++++ LISTED RECORDS ++++
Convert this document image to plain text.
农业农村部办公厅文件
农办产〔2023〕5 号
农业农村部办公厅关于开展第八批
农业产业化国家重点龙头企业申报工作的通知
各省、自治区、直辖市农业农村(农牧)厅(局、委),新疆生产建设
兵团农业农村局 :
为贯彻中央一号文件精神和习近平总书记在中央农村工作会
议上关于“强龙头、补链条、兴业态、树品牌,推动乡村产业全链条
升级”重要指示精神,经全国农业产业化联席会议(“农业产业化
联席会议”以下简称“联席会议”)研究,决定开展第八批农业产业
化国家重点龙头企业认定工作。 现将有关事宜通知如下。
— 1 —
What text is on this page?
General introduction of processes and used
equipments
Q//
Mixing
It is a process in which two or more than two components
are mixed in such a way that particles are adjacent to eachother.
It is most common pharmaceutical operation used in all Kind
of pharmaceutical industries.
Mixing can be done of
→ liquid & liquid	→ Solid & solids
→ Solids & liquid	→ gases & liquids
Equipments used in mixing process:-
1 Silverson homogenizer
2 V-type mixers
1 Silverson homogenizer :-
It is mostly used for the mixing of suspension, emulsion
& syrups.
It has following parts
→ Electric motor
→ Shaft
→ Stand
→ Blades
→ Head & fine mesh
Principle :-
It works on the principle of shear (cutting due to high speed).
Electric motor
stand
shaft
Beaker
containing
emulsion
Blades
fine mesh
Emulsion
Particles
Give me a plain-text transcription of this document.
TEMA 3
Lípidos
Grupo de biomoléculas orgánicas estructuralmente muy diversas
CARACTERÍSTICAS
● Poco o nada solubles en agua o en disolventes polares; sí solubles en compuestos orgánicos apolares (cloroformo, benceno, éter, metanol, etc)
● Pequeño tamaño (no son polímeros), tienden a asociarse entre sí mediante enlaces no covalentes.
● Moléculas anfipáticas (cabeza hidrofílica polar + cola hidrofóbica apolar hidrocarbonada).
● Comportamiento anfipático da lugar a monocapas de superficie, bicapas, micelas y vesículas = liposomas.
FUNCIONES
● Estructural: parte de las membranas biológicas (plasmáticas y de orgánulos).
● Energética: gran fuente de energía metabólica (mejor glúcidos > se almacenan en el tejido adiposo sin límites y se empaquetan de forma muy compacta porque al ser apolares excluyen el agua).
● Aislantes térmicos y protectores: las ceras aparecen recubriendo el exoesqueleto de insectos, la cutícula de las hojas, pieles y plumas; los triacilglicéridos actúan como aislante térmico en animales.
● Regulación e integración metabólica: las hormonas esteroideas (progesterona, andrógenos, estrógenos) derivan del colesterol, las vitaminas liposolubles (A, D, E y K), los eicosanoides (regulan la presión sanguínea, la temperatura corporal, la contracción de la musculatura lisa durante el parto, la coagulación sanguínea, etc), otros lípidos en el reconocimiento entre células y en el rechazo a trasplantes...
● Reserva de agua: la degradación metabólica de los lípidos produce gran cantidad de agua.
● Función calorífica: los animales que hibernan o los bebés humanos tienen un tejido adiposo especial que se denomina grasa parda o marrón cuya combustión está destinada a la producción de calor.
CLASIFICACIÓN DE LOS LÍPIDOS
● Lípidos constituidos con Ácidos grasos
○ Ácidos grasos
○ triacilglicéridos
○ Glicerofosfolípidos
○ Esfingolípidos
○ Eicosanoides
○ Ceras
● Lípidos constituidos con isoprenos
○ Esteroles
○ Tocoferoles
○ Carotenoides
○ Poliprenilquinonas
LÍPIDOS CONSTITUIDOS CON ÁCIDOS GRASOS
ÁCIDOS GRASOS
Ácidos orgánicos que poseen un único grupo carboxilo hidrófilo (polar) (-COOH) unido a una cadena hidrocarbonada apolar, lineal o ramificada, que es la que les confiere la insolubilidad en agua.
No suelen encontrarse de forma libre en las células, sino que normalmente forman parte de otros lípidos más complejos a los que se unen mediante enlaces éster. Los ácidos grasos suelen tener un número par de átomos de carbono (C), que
++++
> TASK DESCRIPTION: Print the complete listing again, exactly as it stands.

> SOLUTION FOR THIS TASK:
Convert this document image to plain text.
农业农村部办公厅文件
农办产〔2023〕5 号
农业农村部办公厅关于开展第八批
农业产业化国家重点龙头企业申报工作的通知
各省、自治区、直辖市农业农村(农牧)厅(局、委),新疆生产建设
兵团农业农村局 :
为贯彻中央一号文件精神和习近平总书记在中央农村工作会
议上关于“强龙头、补链条、兴业态、树品牌,推动乡村产业全链条
升级”重要指示精神,经全国农业产业化联席会议(“农业产业化
联席会议”以下简称“联席会议”)研究,决定开展第八批农业产业
化国家重点龙头企业认定工作。 现将有关事宜通知如下。
— 1 —
What text is on this page?
General introduction of processes and used
equipments
Q//
Mixing
It is a process in which two or more than two components
are mixed in such a way that particles are adjacent to eachother.
It is most common pharmaceutical operation used in all Kind
of pharmaceutical industries.
Mixing can be done of
→ liquid & liquid	→ Solid & solids
→ Solids & liquid	→ gases & liquids
Equipments used in mixing process:-
1 Silverson homogenizer
2 V-type mixers
1 Silverson homogenizer :-
It is mostly used for the mixing of suspension, emulsion
& syrups.
It has following parts
→ Electric motor
→ Shaft
→ Stand
→ Blades
→ Head & fine mesh
Principle :-
It works on the principle of shear (cutting due to high speed).
Electric motor
stand
shaft
Beaker
containing
emulsion
Blades
fine mesh
Emulsion
Particles
Give me a plain-text transcription of this document.
TEMA 3
Lípidos
Grupo de biomoléculas orgánicas estructuralmente muy diversas
CARACTERÍSTICAS
● Poco o nada solubles en agua o en disolventes polares; sí solubles en compuestos orgánicos apolares (cloroformo, benceno, éter, metanol, etc)
● Pequeño tamaño (no son polímeros), tienden a asociarse entre sí mediante enlaces no covalentes.
● Moléculas anfipáticas (cabeza hidrofílica polar + cola hidrofóbica apolar hidrocarbonada).
● Comportamiento anfipático da lugar a monocapas de superficie, bicapas, micelas y vesículas = liposomas.
FUNCIONES
● Estructural: parte de las membranas biológicas (plasmáticas y de orgánulos).
● Energética: gran fuente de energía metabólica (mejor glúcidos > se almacenan en el tejido adiposo sin límites y se empaquetan de forma muy compacta porque al ser apolares excluyen el agua).
● Aislantes térmicos y protectores: las ceras aparecen recubriendo el exoesqueleto de insectos, la cutícula de las hojas, pieles y plumas; los triacilglicéridos actúan como aislante térmico en animales.
● Regulación e integración metabólica: las hormonas esteroideas (progesterona, andrógenos, estrógenos) derivan del colesterol, las vitaminas liposolubles (A, D, E y K), los eicosanoides (regulan la presión sanguínea, la temperatura corporal, la contracción de la musculatura lisa durante el parto, la coagulación sanguínea, etc), otros lípidos en el reconocimiento entre células y en el rechazo a trasplantes...
● Reserva de agua: la degradación metabólica de los lípidos produce gran cantidad de agua.
● Función calorífica: los animales que hibernan o los bebés humanos tienen un tejido adiposo especial que se denomina grasa parda o marrón cuya combustión está destinada a la producción de calor.
CLASIFICACIÓN DE LOS LÍPIDOS
● Lípidos constituidos con Ácidos grasos
○ Ácidos grasos
○ triacilglicéridos
○ Glicerofosfolípidos
○ Esfingolípidos
○ Eicosanoides
○ Ceras
● Lípidos constituidos con isoprenos
○ Esteroles
○ Tocoferoles
○ Carotenoides
○ Poliprenilquinonas
LÍPIDOS CONSTITUIDOS CON ÁCIDOS GRASOS
ÁCIDOS GRASOS
Ácidos orgánicos que poseen un único grupo carboxilo hidrófilo (polar) (-COOH) unido a una cadena hidrocarbonada apolar, lineal o ramificada, que es la que les confiere la insolubilidad en agua.
No suelen encontrarse de forma libre en las células, sino que normalmente forman parte de otros lípidos más complejos a los que se unen mediante enlaces éster. Los ácidos grasos suelen tener un número par de átomos de carbono (C), que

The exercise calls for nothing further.